Kısa soru 1: Kaynak metne göre geçen yılın aralık ayındaki işgücü, 2016'nın aynı ayına göre kaç kişi arttı?
Kısa soru 2: Kaynak metinde işsiz sayısının 581 bin azalmasının gerekçesi nedir? Bir iki cümleyle açıklayın.
Kısa soru 3: Kaynak metni son cümlesinden sonra sürdürün.

Kaynak metin:
****************************************

İşgücü verilerinde ilginç detaylar var
Geçen yılın aralık ayındaki işgücü, 2016’nın aynı ayına göre 1 milyon 37 bin kişi arttı. İstihdam edilenlerin sayısında işgücünün çok üstünde, 1 milyon 618 bin kişi artış olunca işsiz sayısı 581 bin azaldı.
Buraya kadar her şey normal. Ama işgücü istatistiklerine ayrıntılı bakınca anlam vermekte zorlanılan verilerle karşılaşıyoruz.
2016 yılında lise altı eğitimli 32 bin kişi işgücü piyasasından çıkmış. Yani bu kadar kişi çalışma isteğinden vazgeçmiş. Tuhaf değil mi... 2016’da 32 bin lise altı eğitimli “Artık çalışmak istemiyorum” demiş, ama geçen yıla gelmişiz bu sefer de aynı eğitim düzeyindeki 474 bin kişi işgücü piyasasına girmiş.

****************************************

Gösterilen veriler:
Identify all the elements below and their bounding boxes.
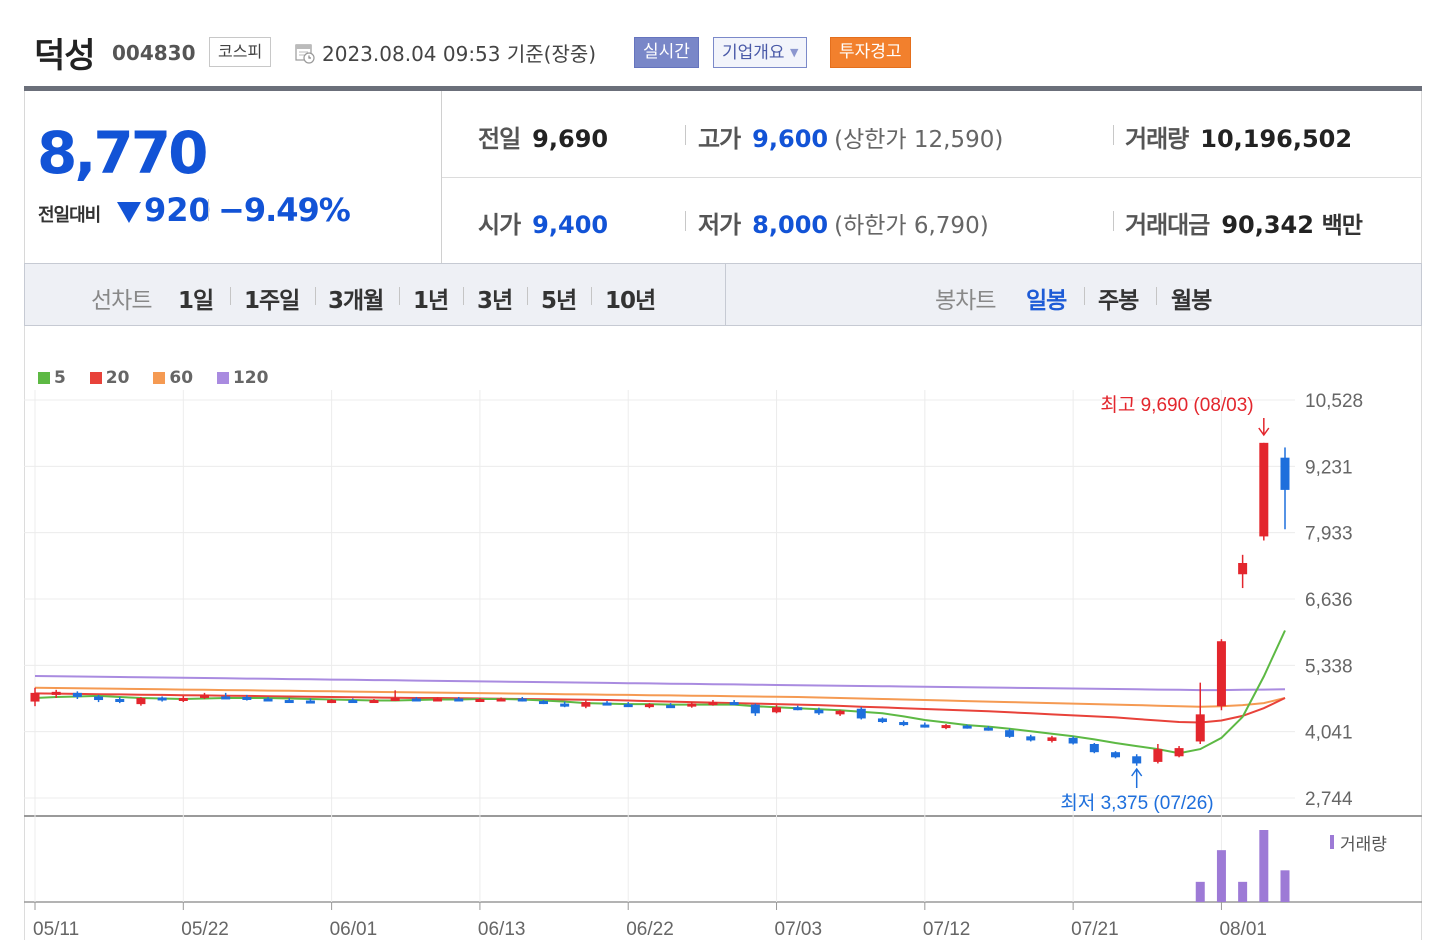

****************************************

Nihai sonuç 1: 1 milyon 37 bin kişi arttı.

Nihai sonuç 2: İstihdam edilenlerin sayısı 1 milyon 618 bin kişi artmıştır. Bu artış, işgücündeki 1 milyon 37 bin kişilik artışın çok üstünde kaldığı için işsiz sayısı 581 bin azalmıştır.

Nihai sonuç 3:
Lise altı eğitimlilerin işgücü piyasasına giriş çıkışları iki yılda çok büyük bir zikzak çizmiş, istihdamda da benzer bir durum görülmüş. 2016’da bu eğitim düzeyindeki 240 bin kişi işini kaybetmiş. Geçen yıl ise lise altı eğitimli tam 817 bin kişi iş sahibi olmuş.
Geçen yılki toplam istihdam artışı 1.6 milyon kişi. Bunların tam yarısı lise altı eğitimli kişilerden oluşuyor. Sahi biz lise altı eğitime sahip 817 bin kişiye yalnızca bir yılda nerede iş bulduk?
Ya üniversitelilerin durumu?
Türkiye’de üniversitelerden her yıl hemen hemen aynı sayıda mezun veriliyordur. Okulu bitiren üniversitelilerin işgücü piyasasına girişinde de yıldan yıla çok büyük fark olmuyordur.
Ya da biz öyle sanıyoruz! Çünkü çok farklı sayılar söz konusu olabiliyormuş.
2016’da 622 bin yükseköğretim mezunu işgücü piyasasına girmiş. 2017’de de bu düzeye yakın sayıda kişinin işgücü piyasasına girmesi beklenir değil mi... Ama işgücü piyasasına giren üniversiteli sayısı 622 binden 220 bine düşmüş.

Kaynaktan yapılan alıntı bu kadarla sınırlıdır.